YOUR INSTRUCTIONS | Copy out the lines that include the word "detail".

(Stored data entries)

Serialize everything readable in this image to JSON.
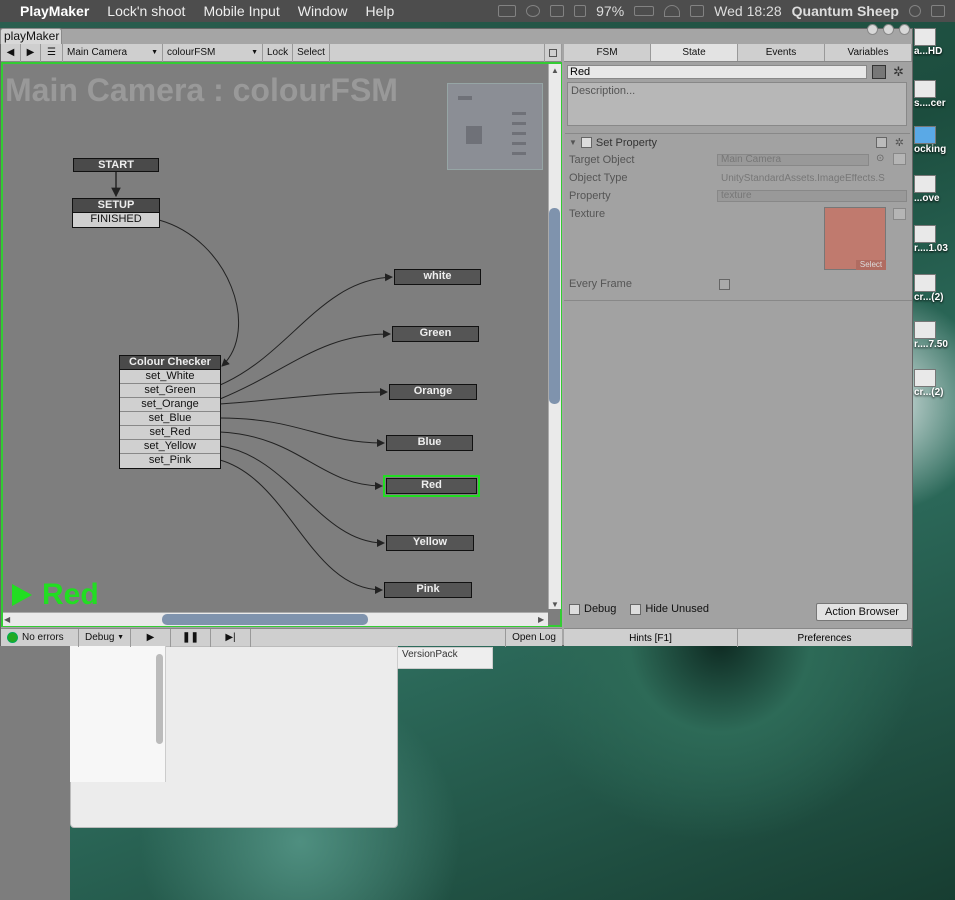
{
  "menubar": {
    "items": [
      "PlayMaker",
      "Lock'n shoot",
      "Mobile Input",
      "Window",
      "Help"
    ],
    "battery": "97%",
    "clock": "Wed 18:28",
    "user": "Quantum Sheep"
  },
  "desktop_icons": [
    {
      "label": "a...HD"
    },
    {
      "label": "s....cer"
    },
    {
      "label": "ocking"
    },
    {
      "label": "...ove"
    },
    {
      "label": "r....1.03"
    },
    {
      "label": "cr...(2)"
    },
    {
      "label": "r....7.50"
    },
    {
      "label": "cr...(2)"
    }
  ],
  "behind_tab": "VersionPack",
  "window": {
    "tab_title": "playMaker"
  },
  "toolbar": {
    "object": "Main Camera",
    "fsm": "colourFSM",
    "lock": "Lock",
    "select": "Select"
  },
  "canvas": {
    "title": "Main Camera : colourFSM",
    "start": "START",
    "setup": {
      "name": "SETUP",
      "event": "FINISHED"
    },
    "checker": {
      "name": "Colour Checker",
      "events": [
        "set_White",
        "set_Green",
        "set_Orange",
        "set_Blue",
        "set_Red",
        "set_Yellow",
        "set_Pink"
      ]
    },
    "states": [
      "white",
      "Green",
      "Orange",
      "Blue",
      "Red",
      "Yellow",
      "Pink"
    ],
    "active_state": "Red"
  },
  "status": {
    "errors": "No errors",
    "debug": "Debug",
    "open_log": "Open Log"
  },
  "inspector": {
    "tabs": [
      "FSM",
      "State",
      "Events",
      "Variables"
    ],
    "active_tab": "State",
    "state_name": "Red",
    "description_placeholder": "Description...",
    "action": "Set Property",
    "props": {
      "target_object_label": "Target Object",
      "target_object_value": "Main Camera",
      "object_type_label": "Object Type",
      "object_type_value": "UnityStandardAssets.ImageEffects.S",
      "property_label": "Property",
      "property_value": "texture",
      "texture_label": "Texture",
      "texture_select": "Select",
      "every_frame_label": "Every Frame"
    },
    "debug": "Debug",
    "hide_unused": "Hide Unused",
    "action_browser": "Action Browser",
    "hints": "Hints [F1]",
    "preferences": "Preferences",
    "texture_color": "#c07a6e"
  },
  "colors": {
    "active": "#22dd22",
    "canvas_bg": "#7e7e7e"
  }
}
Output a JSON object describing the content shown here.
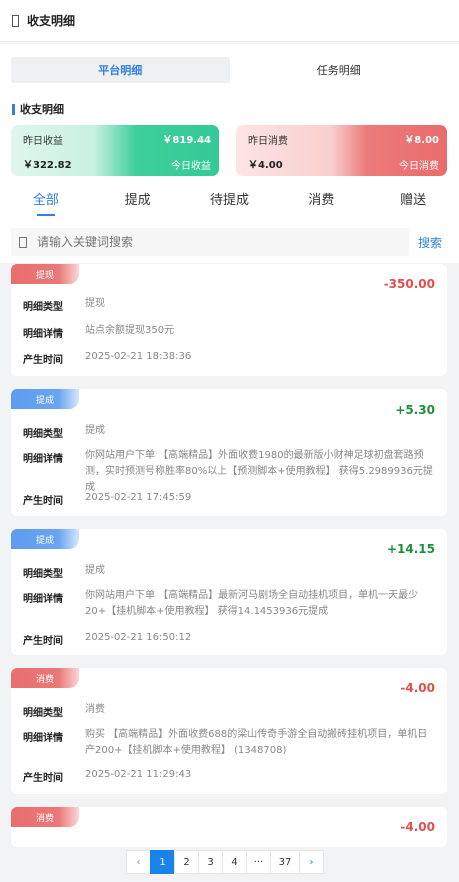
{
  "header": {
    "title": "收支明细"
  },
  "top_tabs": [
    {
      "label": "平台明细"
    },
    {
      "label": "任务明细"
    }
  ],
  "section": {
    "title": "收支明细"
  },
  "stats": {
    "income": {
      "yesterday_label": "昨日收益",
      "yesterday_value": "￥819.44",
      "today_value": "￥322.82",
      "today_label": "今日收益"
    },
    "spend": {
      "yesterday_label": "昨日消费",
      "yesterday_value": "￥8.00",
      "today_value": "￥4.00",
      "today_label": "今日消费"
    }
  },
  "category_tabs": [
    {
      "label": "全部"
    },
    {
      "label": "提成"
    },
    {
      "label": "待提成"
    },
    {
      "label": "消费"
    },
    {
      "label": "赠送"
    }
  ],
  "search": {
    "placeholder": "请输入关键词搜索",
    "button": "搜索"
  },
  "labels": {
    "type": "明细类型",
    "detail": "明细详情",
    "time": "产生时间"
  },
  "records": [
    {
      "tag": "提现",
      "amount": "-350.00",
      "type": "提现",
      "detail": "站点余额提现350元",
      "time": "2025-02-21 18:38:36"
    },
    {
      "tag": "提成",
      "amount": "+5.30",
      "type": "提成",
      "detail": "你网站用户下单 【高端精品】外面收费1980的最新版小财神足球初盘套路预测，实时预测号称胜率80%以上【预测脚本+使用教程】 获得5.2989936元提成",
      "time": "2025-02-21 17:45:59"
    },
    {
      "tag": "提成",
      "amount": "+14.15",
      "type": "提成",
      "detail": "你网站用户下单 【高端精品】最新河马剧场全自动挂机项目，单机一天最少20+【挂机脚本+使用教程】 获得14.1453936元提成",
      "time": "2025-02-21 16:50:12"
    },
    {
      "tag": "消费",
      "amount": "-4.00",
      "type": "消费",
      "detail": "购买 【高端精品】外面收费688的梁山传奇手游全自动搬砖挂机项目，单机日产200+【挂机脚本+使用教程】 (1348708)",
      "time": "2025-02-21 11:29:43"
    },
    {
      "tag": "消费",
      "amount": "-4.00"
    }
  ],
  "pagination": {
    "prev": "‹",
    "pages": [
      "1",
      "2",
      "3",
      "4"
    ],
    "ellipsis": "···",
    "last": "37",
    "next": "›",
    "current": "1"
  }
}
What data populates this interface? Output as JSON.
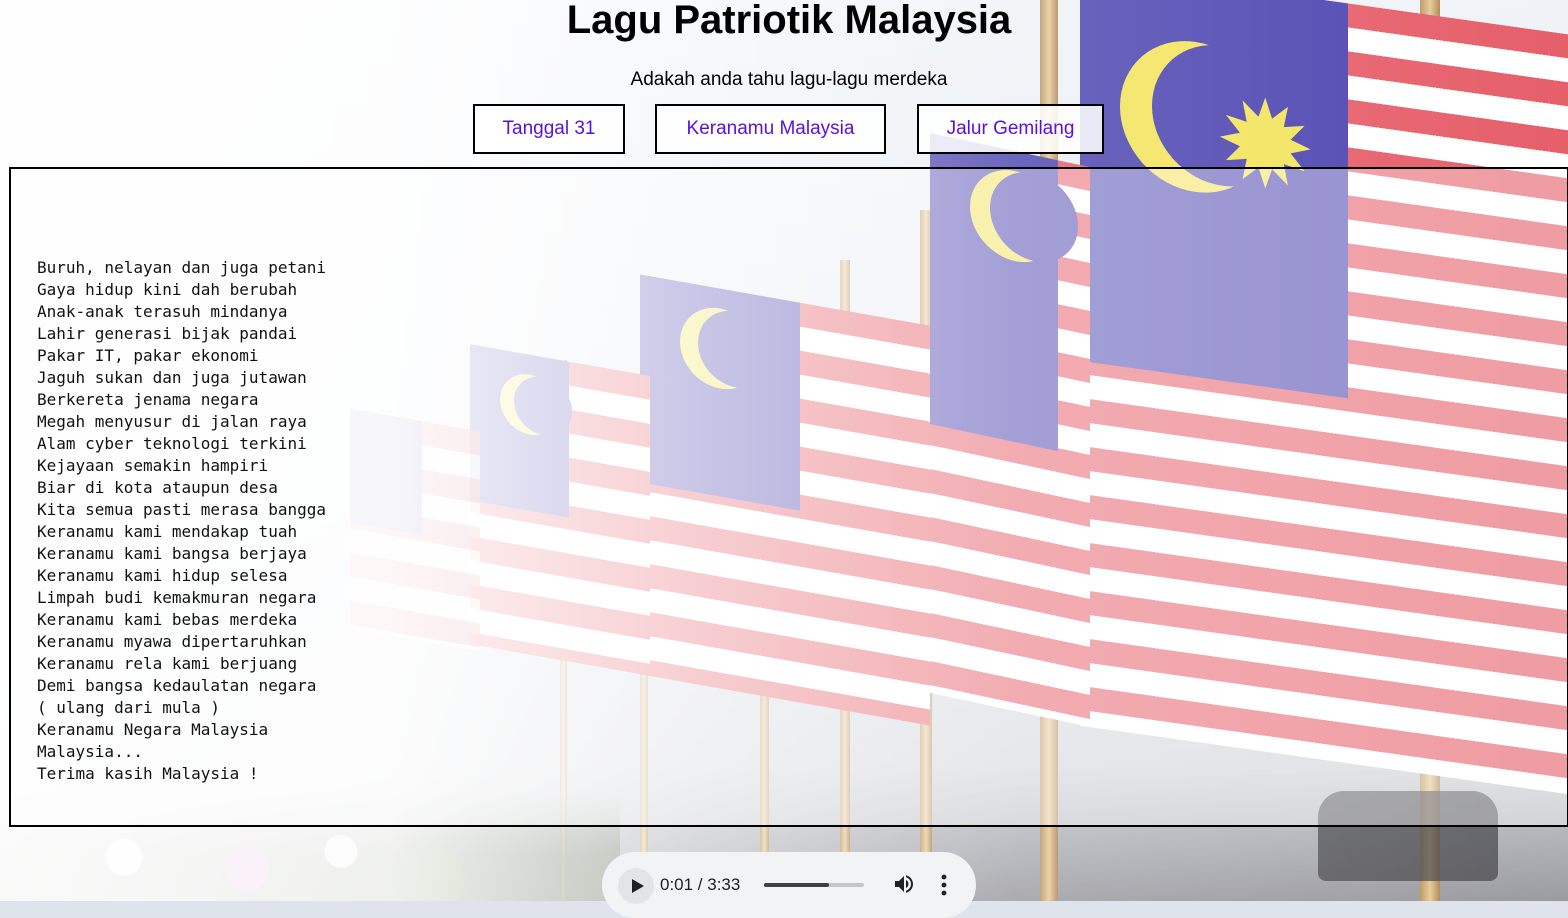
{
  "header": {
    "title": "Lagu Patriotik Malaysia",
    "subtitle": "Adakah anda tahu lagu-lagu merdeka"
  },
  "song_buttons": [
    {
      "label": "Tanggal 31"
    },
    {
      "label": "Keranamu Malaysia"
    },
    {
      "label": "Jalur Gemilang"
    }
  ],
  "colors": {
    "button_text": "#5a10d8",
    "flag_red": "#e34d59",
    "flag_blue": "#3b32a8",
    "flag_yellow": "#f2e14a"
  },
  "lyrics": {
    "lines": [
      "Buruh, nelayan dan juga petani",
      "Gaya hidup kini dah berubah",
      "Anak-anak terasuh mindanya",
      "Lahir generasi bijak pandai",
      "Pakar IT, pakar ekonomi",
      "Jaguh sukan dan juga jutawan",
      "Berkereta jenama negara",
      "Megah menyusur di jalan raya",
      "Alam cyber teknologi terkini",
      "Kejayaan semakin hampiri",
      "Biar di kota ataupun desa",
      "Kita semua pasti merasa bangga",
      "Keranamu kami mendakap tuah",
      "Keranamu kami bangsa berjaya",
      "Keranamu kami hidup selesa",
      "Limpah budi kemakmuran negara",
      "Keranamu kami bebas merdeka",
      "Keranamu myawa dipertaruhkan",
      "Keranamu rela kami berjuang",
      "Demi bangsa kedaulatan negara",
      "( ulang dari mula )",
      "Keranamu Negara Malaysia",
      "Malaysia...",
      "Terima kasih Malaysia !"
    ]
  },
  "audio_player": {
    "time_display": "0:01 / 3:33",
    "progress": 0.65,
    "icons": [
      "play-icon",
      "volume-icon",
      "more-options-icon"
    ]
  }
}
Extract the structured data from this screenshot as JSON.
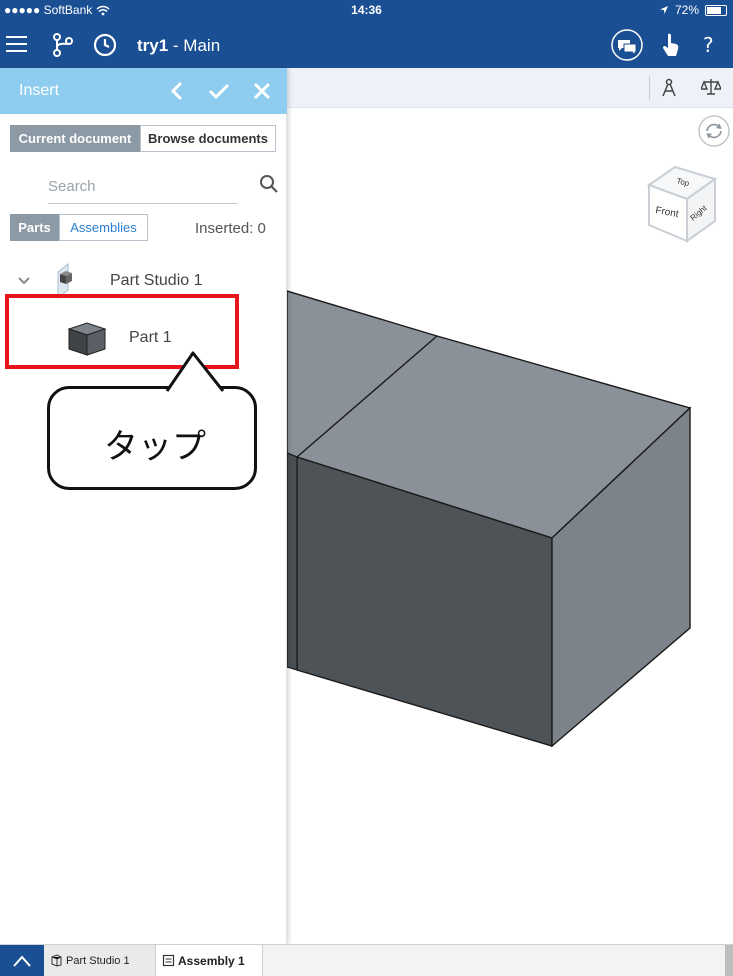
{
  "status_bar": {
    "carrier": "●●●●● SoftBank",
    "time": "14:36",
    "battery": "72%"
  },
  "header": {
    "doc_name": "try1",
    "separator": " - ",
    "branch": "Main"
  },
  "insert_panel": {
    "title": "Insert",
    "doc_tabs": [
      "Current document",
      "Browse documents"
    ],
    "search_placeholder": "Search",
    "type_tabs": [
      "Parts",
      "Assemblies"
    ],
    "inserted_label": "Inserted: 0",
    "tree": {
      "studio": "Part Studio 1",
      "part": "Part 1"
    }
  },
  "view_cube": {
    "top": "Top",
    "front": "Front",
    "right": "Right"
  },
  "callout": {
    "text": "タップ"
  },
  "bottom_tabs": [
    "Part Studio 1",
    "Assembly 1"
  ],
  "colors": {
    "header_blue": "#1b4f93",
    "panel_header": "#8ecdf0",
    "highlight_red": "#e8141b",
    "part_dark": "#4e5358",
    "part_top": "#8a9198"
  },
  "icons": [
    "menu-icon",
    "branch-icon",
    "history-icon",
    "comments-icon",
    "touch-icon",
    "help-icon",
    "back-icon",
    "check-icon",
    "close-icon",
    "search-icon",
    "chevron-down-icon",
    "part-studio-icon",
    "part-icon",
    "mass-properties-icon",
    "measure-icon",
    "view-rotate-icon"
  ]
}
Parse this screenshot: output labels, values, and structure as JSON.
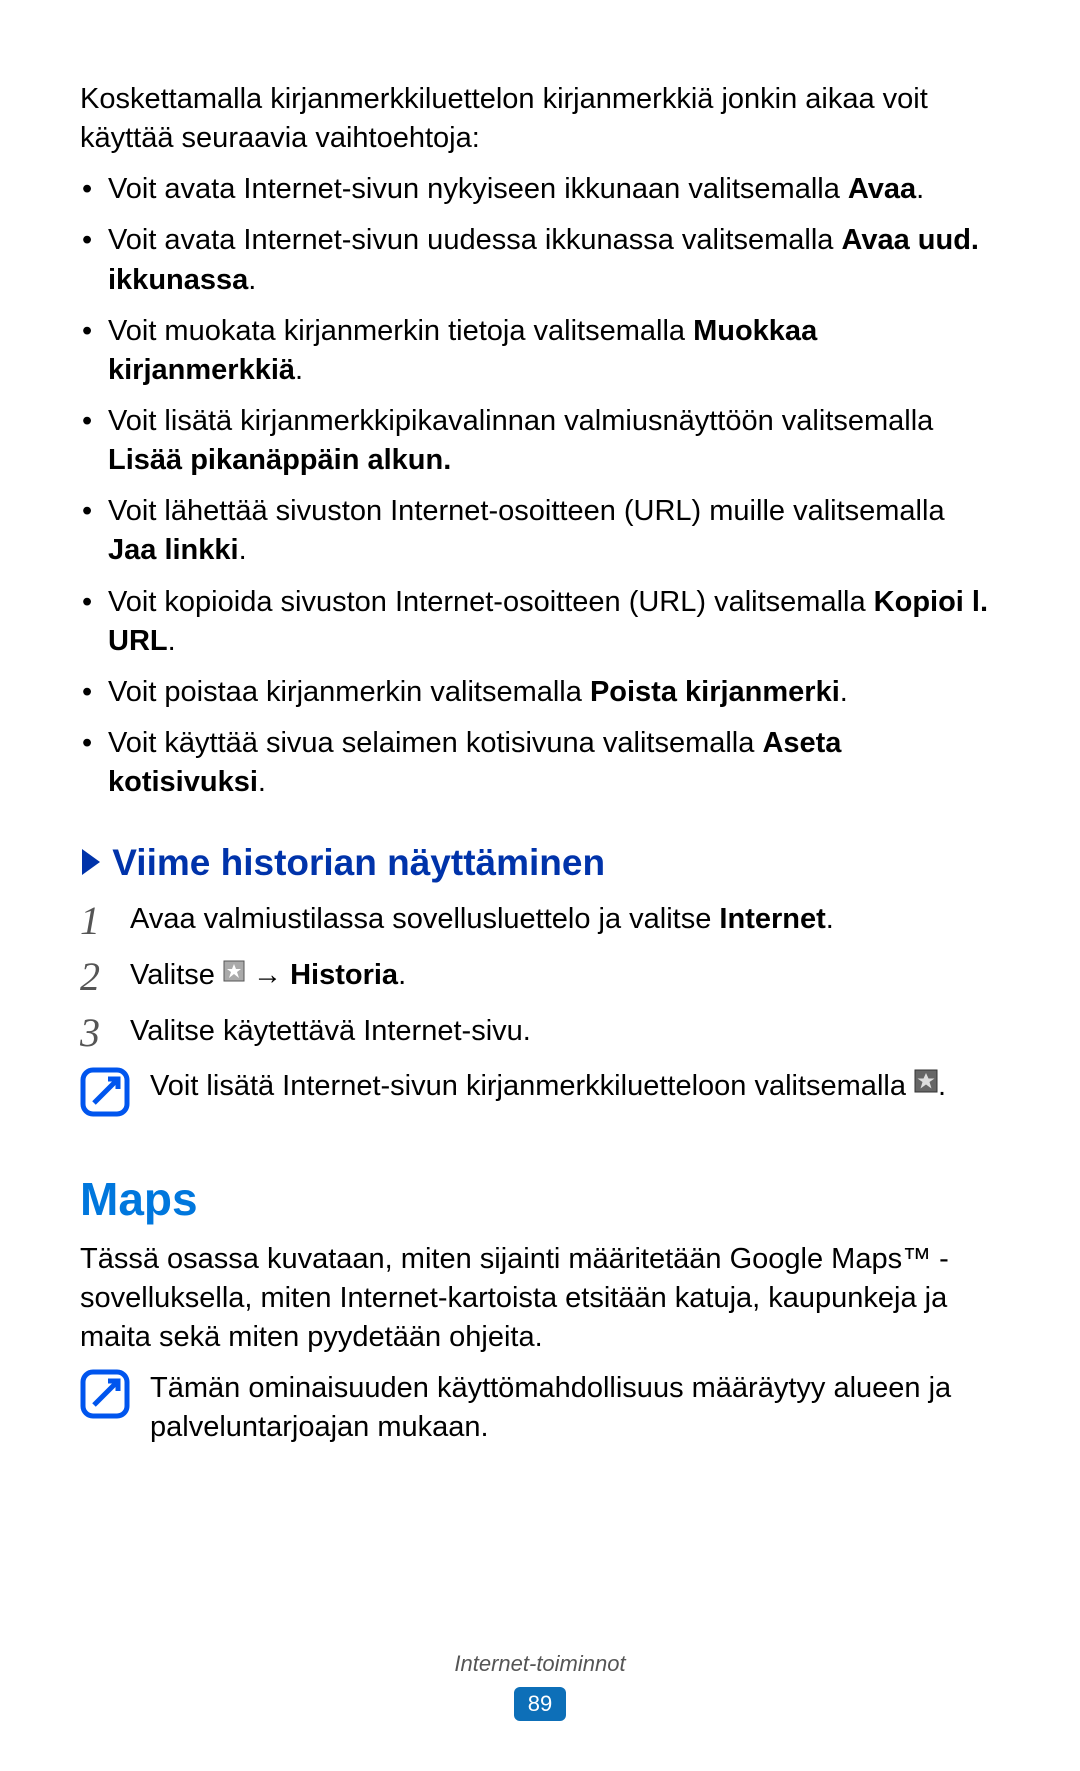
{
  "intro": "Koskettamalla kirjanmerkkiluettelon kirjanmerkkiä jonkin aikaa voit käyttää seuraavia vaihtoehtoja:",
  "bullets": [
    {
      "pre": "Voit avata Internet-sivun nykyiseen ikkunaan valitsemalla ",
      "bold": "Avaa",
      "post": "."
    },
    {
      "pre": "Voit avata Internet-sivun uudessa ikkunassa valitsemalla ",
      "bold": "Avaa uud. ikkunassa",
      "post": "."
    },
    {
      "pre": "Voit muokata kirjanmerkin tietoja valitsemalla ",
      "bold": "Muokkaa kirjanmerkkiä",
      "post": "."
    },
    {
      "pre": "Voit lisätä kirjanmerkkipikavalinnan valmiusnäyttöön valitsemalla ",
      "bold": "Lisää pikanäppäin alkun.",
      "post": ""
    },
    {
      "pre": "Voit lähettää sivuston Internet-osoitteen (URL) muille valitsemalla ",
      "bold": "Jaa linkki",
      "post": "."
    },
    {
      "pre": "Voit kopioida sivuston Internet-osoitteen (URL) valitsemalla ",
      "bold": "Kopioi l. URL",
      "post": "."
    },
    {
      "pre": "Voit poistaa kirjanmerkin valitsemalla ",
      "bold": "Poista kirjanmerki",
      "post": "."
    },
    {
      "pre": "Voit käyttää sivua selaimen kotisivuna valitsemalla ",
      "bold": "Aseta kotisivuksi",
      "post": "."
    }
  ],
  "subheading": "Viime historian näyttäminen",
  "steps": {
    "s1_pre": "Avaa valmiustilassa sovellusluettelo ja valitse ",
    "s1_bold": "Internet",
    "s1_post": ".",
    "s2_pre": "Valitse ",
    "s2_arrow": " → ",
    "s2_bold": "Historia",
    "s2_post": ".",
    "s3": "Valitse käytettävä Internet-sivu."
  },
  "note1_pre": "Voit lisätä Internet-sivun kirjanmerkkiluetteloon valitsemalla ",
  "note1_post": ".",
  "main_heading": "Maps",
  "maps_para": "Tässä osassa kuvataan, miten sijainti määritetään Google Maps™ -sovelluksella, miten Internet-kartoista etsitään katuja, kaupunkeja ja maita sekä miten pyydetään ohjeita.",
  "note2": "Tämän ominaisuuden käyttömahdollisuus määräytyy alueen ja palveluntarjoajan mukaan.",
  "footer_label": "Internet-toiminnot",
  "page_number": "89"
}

FINAL ANSWER |
    "detail": "明细详情",
      "detail": "站点余额提现350元",
      "detail": "你网站用户下单 【高端精品】外面收费1980的最新版小财神足球初盘套路预测，实时预测号称胜率80%以上【预测脚本+使用教程】 获得5.2989936元提成",
      "detail": "你网站用户下单 【高端精品】最新河马剧场全自动挂机项目，单机一天最少20+【挂机脚本+使用教程】 获得14.1453936元提成",
      "detail": "购买 【高端精品】外面收费688的梁山传奇手游全自动搬砖挂机项目，单机日产200+【挂机脚本+使用教程】 (1348708)",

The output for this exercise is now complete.